Your instructions: In the listing that follows, count each line containing the string "this" and report only the count.

[START Dataset rows]

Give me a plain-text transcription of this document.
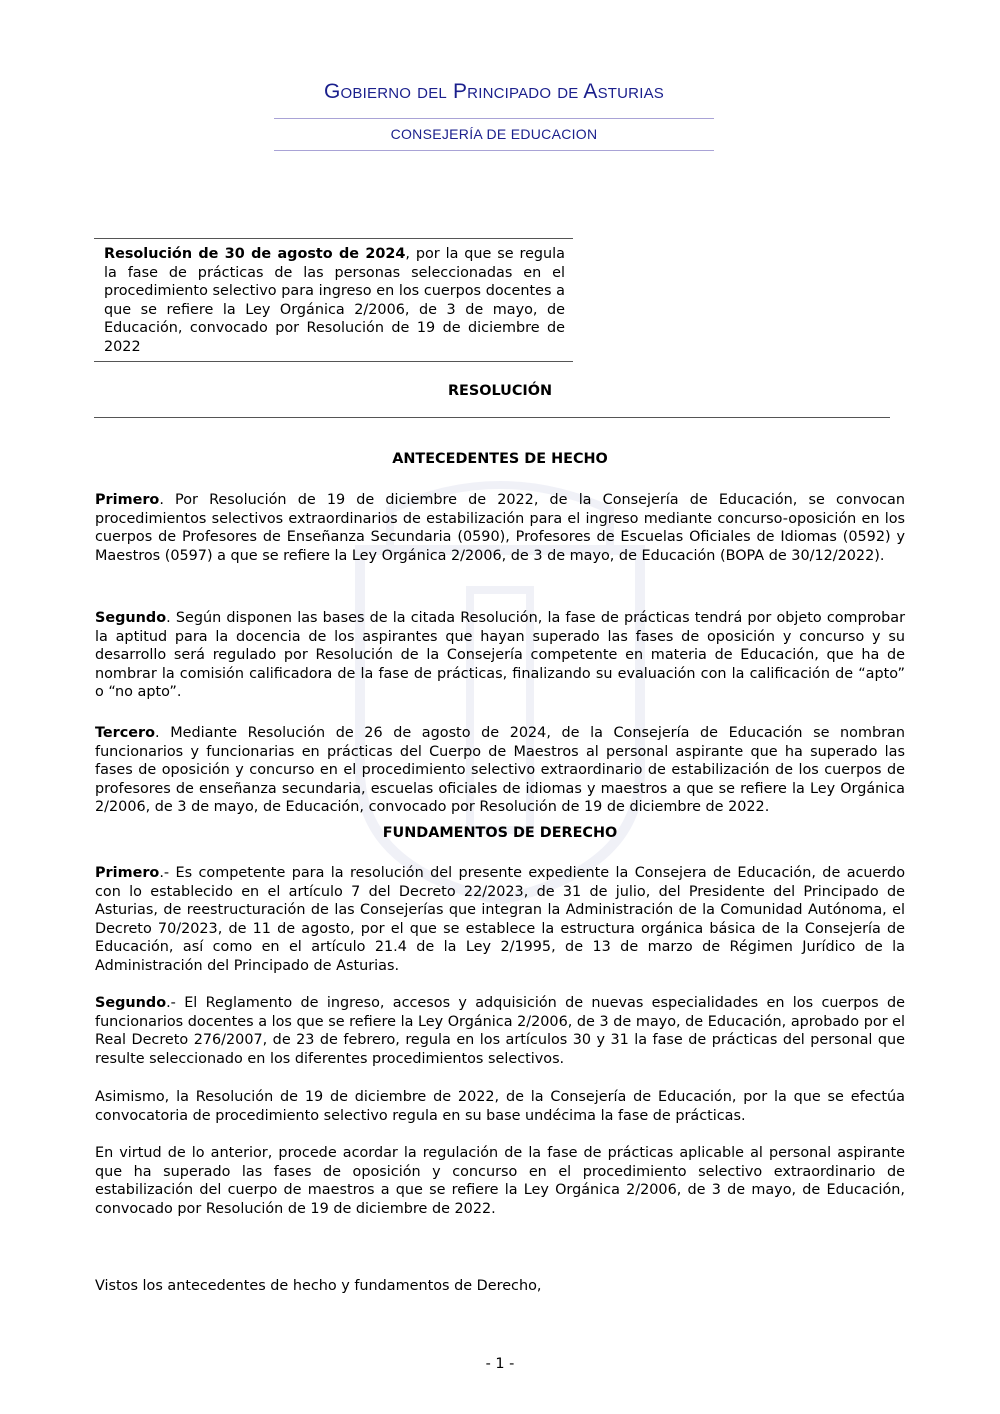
Gobierno del Principado de Asturias
CONSEJERÍA DE EDUCACION
Resolución de 30 de agosto de 2024, por la que se regula la fase de prácticas de las personas seleccionadas en el procedimiento selectivo para ingreso en los cuerpos docentes a que se refiere la Ley Orgánica 2/2006, de 3 de mayo, de Educación, convocado por Resolución de 19 de diciembre de 2022
RESOLUCIÓN
ANTECEDENTES DE HECHO
Primero. Por Resolución de 19 de diciembre de 2022, de la Consejería de Educación, se convocan procedimientos selectivos extraordinarios de estabilización para el ingreso mediante concurso-oposición en los cuerpos de Profesores de Enseñanza Secundaria (0590), Profesores de Escuelas Oficiales de Idiomas (0592) y Maestros (0597) a que se refiere la Ley Orgánica 2/2006, de 3 de mayo, de Educación (BOPA de 30/12/2022).
Segundo. Según disponen las bases de la citada Resolución, la fase de prácticas tendrá por objeto comprobar la aptitud para la docencia de los aspirantes que hayan superado las fases de oposición y concurso y su desarrollo será regulado por Resolución de la Consejería competente en materia de Educación, que ha de nombrar la comisión calificadora de la fase de prácticas, finalizando su evaluación con la calificación de “apto” o “no apto”.
Tercero. Mediante Resolución de 26 de agosto de 2024, de la Consejería de Educación se nombran funcionarios y funcionarias en prácticas del Cuerpo de Maestros al personal aspirante que ha superado las fases de oposición y concurso en el procedimiento selectivo extraordinario de estabilización de los cuerpos de profesores de enseñanza secundaria, escuelas oficiales de idiomas y maestros a que se refiere la Ley Orgánica 2/2006, de 3 de mayo, de Educación, convocado por Resolución de 19 de diciembre de 2022.
FUNDAMENTOS DE DERECHO
Primero.- Es competente para la resolución del presente expediente la Consejera de Educación, de acuerdo con lo establecido en el artículo 7 del Decreto 22/2023, de 31 de julio, del Presidente del Principado de Asturias, de reestructuración de las Consejerías que integran la Administración de la Comunidad Autónoma, el Decreto 70/2023, de 11 de agosto, por el que se establece la estructura orgánica básica de la Consejería de Educación, así como en el artículo 21.4 de la Ley 2/1995, de 13 de marzo de Régimen Jurídico de la Administración del Principado de Asturias.
Segundo.- El Reglamento de ingreso, accesos y adquisición de nuevas especialidades en los cuerpos de funcionarios docentes a los que se refiere la Ley Orgánica 2/2006, de 3 de mayo, de Educación, aprobado por el Real Decreto 276/2007, de 23 de febrero, regula en los artículos 30 y 31 la fase de prácticas del personal que resulte seleccionado en los diferentes procedimientos selectivos.
Asimismo, la Resolución de 19 de diciembre de 2022, de la Consejería de Educación, por la que se efectúa convocatoria de procedimiento selectivo regula en su base undécima la fase de prácticas.
En virtud de lo anterior, procede acordar la regulación de la fase de prácticas aplicable al personal aspirante que ha superado las fases de oposición y concurso en el procedimiento selectivo extraordinario de estabilización del cuerpo de maestros a que se refiere la Ley Orgánica 2/2006, de 3 de mayo, de Educación, convocado por Resolución de 19 de diciembre de 2022.
Vistos los antecedentes de hecho y fundamentos de Derecho,
- 1 -
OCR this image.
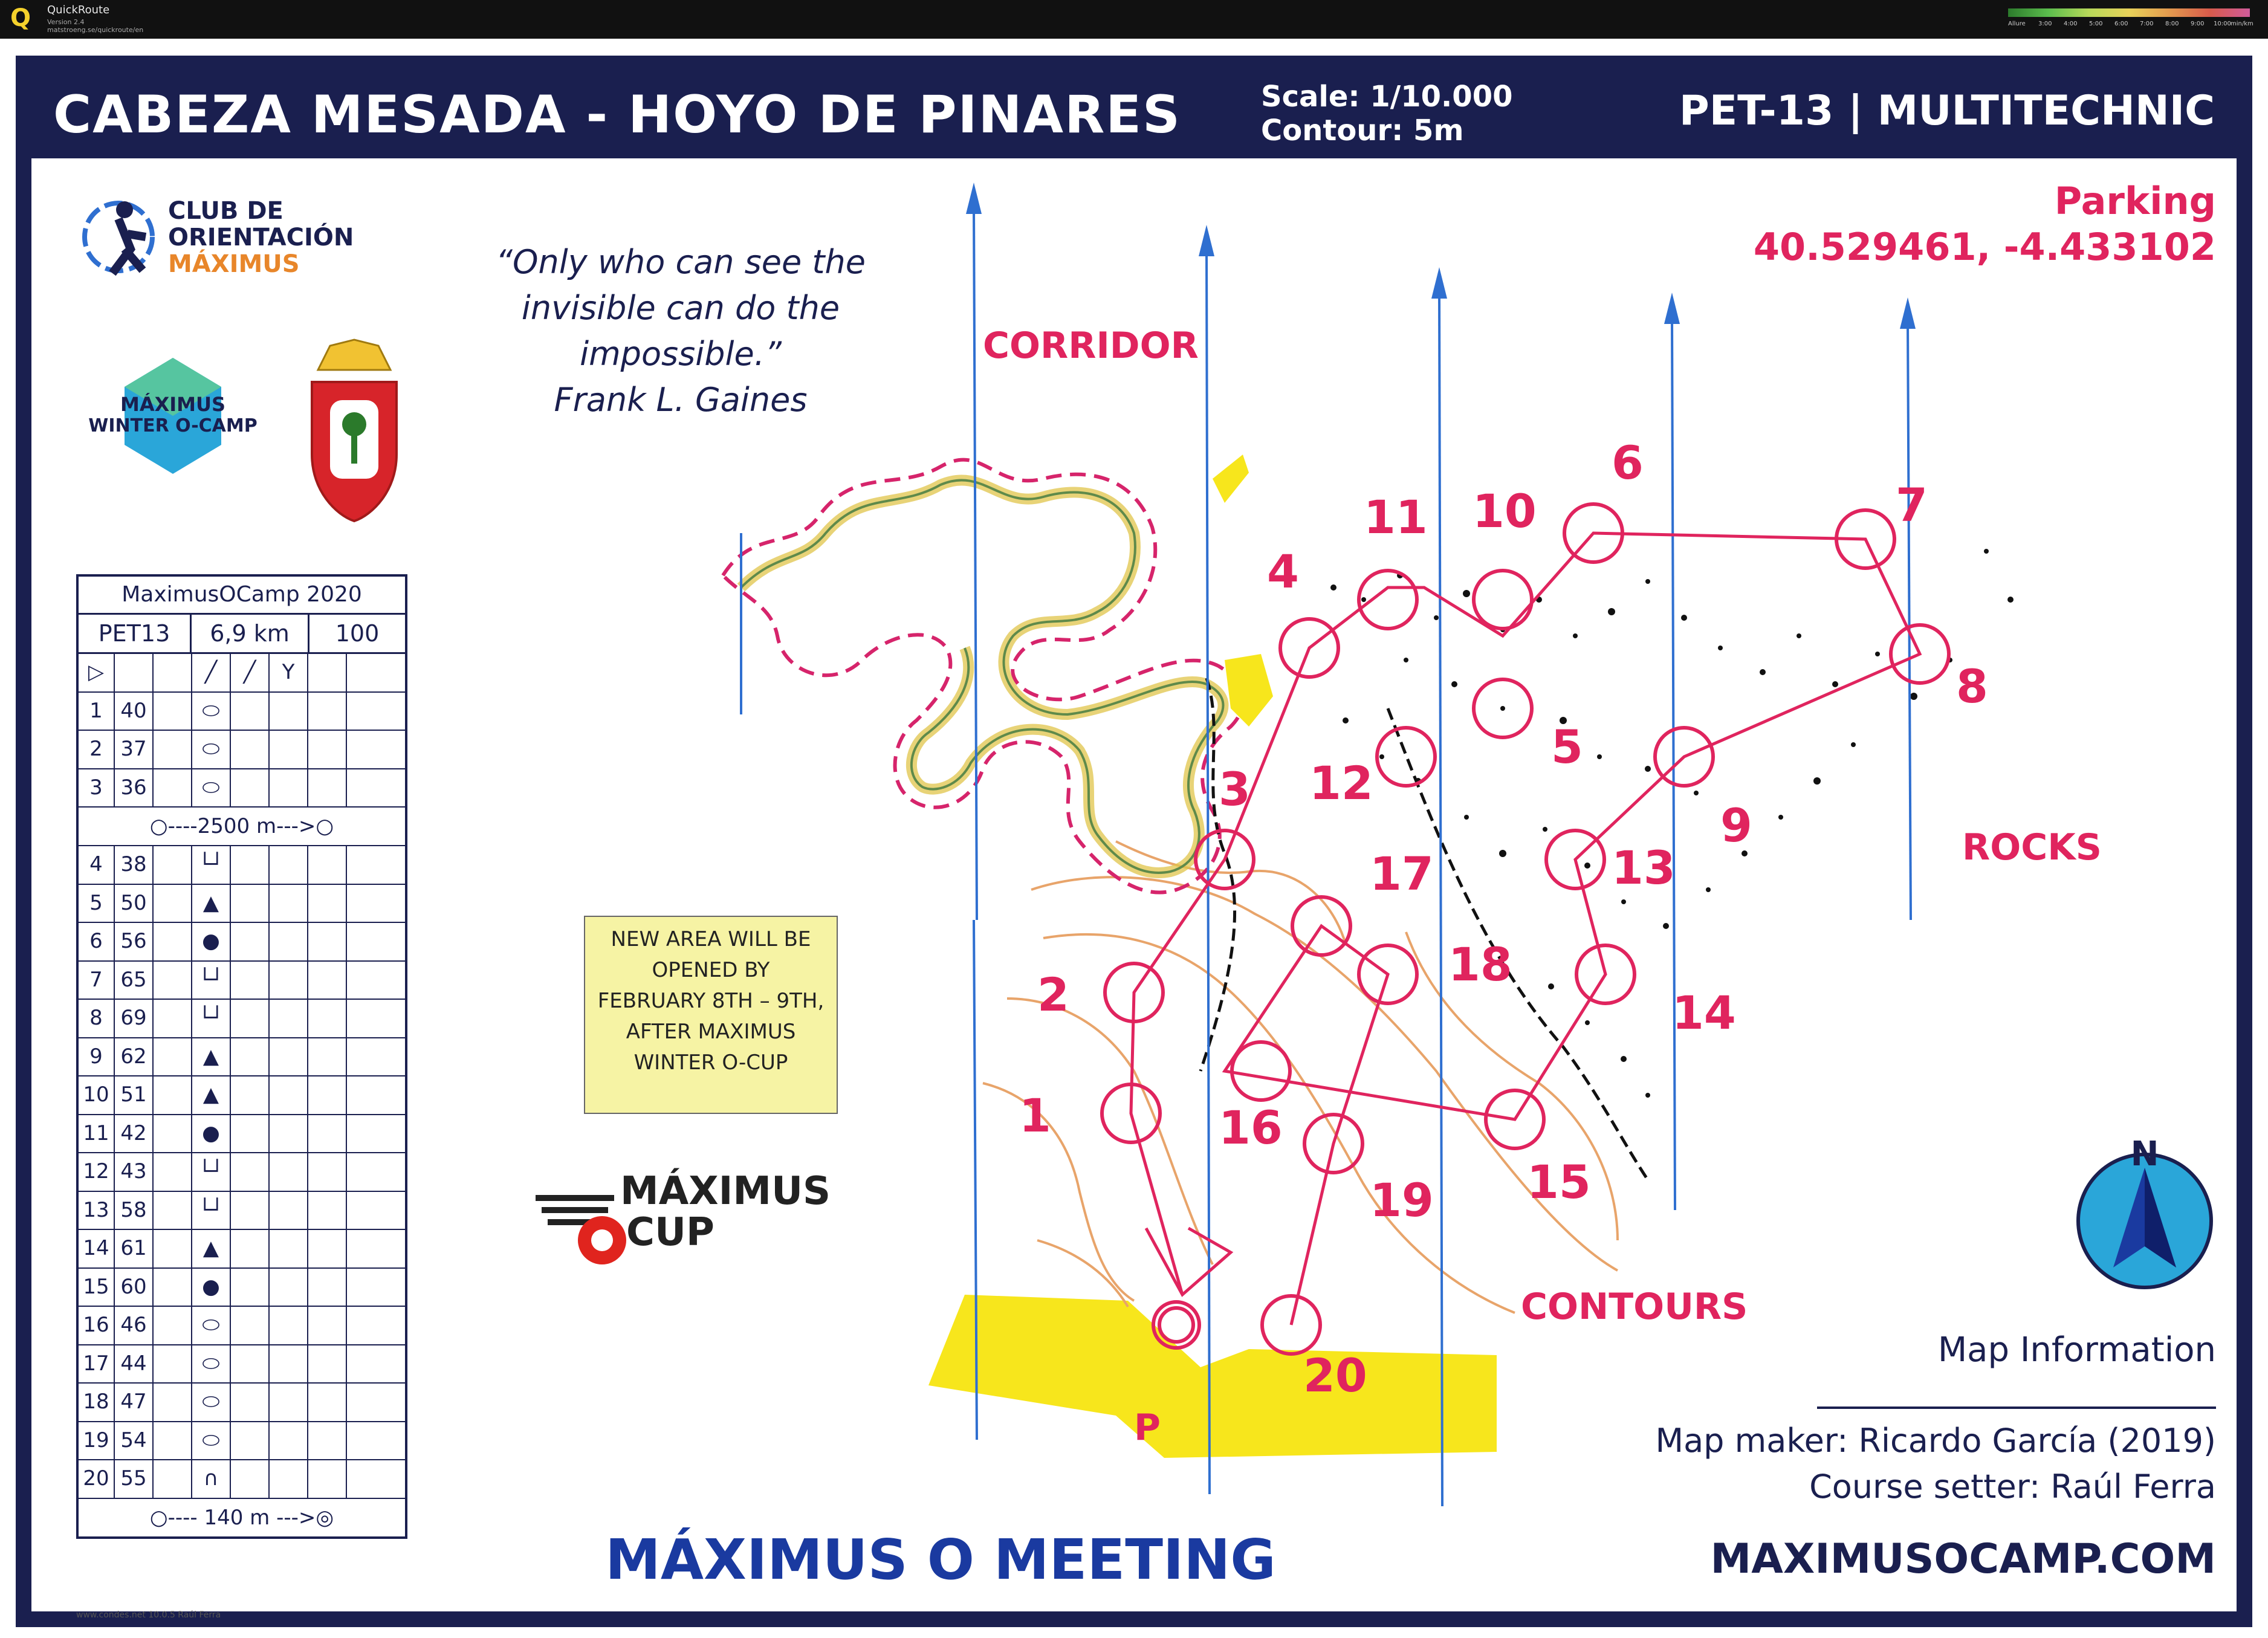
Q QuickRoute
Version 2.4
matstroeng.se/quickroute/en
Allure 3:00 4:00 5:00 6:00 7:00 8:00 9:00 10:00 min/km
CABEZA MESADA - HOYO DE PINARES	Scale: 1/10.000
Contour: 5m	PET-13 | MULTITECHNIC
1
2
3
4
5
6
7
8
9
10
11
12
13
14
15
16
17
18
19
20
CORRIDOR
ROCKS
CONTOURS
P
Parking
40.529461, -4.433102
CLUB DE
ORIENTACIÓN
MÁXIMUS
MÁXIMUS
WINTER O-CAMP
“Only who can see the
invisible can do the
impossible.”
Frank L. Gaines
MÁXIMUS
CUP
MÁXIMUS O MEETING
N
Map Information
Map maker: Ricardo García (2019)
Course setter: Raúl Ferra
MAXIMUSOCAMP.COM
NEW AREA WILL BE
OPENED BY
FEBRUARY 8TH – 9TH,
AFTER MAXIMUS
WINTER O-CUP
MaximusOCamp 2020
PET13	6,9 km	100
▷	╱	╱	Y
1 40	⬭
2 37	⬭
3 36	⬭
○----2500 m--->○
4 38	└┘
5 50	▲
6 56	●
7 65	└┘
8 69	└┘
9 62	▲
10 51	▲
11 42	●
12 43	└┘
13 58	└┘
14 61	▲
15 60	●
16 46	⬭
17 44	⬭
18 47	⬭
19 54	⬭
20 55	∩
○---- 140 m --->◎
www.condes.net 10.0.5 Raúl Ferra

[END Dataset rows]

Task result: 2